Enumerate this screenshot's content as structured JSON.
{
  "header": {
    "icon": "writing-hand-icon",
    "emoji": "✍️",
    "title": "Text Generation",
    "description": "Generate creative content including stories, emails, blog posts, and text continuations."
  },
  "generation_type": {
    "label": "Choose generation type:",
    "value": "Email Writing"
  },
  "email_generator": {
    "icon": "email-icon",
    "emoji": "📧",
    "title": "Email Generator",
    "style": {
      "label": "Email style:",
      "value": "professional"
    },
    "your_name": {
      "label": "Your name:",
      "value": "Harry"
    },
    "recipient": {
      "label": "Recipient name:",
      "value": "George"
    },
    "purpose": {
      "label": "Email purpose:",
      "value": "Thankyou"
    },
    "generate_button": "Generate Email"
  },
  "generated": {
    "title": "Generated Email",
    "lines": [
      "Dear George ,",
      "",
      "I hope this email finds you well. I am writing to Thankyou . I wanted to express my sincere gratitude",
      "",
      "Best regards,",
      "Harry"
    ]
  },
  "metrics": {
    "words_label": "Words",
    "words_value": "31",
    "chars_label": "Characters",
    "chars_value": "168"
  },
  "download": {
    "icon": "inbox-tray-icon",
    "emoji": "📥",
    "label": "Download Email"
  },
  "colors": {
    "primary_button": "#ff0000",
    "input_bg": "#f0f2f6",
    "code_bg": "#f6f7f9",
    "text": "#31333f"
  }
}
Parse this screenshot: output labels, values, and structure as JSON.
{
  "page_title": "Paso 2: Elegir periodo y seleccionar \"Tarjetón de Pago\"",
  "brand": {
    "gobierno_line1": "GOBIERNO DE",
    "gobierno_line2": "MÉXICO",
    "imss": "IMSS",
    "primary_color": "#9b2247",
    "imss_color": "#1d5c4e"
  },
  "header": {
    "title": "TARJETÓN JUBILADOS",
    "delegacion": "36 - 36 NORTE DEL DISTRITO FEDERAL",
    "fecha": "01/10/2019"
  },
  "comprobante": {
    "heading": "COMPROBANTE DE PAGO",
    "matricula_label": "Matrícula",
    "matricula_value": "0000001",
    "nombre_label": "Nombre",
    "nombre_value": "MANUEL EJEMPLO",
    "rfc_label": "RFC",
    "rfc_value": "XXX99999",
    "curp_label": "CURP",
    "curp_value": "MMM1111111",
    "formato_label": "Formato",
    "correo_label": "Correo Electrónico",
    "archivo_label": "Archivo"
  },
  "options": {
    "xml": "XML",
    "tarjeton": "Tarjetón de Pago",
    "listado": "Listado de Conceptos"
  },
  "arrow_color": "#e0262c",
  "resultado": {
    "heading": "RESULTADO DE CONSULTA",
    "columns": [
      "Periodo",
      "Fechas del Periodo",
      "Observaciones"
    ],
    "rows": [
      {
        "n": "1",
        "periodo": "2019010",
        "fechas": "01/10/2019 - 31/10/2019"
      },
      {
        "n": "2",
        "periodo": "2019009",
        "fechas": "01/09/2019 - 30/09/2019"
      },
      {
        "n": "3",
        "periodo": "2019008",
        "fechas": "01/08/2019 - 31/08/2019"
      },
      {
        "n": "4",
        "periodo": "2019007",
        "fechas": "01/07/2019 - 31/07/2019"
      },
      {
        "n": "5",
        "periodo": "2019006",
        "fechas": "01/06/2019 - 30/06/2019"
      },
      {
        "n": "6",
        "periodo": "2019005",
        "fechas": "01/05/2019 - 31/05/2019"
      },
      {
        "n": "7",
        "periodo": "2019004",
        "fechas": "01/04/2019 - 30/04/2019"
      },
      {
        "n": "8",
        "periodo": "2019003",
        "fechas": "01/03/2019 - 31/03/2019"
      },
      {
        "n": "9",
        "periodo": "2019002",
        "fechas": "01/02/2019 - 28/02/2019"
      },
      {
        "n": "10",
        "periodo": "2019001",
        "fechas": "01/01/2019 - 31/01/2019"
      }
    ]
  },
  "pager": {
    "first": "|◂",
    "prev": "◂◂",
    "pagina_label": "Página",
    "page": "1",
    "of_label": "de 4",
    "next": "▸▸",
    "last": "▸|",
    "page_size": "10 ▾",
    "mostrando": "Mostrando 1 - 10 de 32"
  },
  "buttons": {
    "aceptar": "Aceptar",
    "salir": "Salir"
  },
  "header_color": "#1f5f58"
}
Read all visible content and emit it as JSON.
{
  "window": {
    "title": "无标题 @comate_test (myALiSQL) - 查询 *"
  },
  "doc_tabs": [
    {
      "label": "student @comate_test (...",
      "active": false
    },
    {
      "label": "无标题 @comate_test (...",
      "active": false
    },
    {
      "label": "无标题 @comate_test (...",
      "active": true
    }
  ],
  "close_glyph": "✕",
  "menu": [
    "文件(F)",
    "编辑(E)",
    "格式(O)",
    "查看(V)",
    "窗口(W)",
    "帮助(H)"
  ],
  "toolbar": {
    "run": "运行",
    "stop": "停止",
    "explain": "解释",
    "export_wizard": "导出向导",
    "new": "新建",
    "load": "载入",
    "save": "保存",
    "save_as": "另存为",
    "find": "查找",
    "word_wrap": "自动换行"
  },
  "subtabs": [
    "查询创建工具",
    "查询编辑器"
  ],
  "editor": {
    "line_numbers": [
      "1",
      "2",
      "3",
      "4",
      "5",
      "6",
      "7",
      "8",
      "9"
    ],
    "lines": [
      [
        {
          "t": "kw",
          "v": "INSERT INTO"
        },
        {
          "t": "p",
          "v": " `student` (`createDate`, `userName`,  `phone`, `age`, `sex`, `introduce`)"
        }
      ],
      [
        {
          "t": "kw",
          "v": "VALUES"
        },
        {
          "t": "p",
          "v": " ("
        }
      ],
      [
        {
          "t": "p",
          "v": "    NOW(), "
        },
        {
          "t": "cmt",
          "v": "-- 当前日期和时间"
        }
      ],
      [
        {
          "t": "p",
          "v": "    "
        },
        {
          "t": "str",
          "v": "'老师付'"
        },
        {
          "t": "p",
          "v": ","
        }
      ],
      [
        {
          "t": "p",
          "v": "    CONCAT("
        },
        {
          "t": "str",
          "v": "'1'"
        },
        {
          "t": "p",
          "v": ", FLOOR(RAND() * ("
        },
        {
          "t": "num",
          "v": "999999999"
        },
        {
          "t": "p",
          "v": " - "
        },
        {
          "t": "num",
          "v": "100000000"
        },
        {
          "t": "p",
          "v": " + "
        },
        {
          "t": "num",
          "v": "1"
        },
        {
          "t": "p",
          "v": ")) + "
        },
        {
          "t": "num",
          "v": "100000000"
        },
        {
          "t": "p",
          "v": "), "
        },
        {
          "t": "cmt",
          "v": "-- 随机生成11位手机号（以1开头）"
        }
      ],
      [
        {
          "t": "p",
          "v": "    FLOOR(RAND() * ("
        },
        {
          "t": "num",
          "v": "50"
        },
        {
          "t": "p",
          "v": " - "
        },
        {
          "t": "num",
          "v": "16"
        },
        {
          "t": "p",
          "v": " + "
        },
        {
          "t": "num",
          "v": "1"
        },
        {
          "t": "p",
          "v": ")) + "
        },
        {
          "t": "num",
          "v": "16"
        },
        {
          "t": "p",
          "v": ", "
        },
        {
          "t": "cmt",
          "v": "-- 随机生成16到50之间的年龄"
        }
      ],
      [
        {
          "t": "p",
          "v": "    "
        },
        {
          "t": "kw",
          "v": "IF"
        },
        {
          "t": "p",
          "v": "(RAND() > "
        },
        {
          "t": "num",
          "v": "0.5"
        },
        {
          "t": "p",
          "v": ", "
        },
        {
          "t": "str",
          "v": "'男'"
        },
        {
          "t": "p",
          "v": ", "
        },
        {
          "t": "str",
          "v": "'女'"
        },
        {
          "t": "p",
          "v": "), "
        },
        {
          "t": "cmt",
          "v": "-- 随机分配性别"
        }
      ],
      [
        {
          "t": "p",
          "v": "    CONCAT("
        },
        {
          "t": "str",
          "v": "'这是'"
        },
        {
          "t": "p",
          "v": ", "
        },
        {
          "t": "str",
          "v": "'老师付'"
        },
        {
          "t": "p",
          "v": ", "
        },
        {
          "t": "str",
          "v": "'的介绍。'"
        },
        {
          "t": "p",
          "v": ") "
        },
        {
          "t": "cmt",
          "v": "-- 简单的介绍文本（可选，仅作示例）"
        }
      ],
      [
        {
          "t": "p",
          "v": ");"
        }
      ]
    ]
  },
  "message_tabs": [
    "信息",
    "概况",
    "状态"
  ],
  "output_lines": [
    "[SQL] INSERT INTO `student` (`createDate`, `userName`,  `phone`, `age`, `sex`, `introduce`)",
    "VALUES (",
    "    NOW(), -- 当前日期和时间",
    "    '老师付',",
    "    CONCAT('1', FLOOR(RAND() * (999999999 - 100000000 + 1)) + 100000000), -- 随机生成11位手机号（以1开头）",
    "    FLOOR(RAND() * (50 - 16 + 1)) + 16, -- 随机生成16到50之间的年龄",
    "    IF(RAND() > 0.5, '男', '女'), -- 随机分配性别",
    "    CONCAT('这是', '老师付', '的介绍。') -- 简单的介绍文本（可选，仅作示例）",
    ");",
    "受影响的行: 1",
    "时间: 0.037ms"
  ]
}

-=-=-=-=-

Looking at the data above, show all lines where the word "this" occurs.

* Worked solution *
Enumerate this screenshot's content as structured JSON.
      "I hope this email finds you well. I am writing to Thankyou . I wanted to express my sincere gratitude",
Parse this screenshot: output labels, values, and structure as JSON.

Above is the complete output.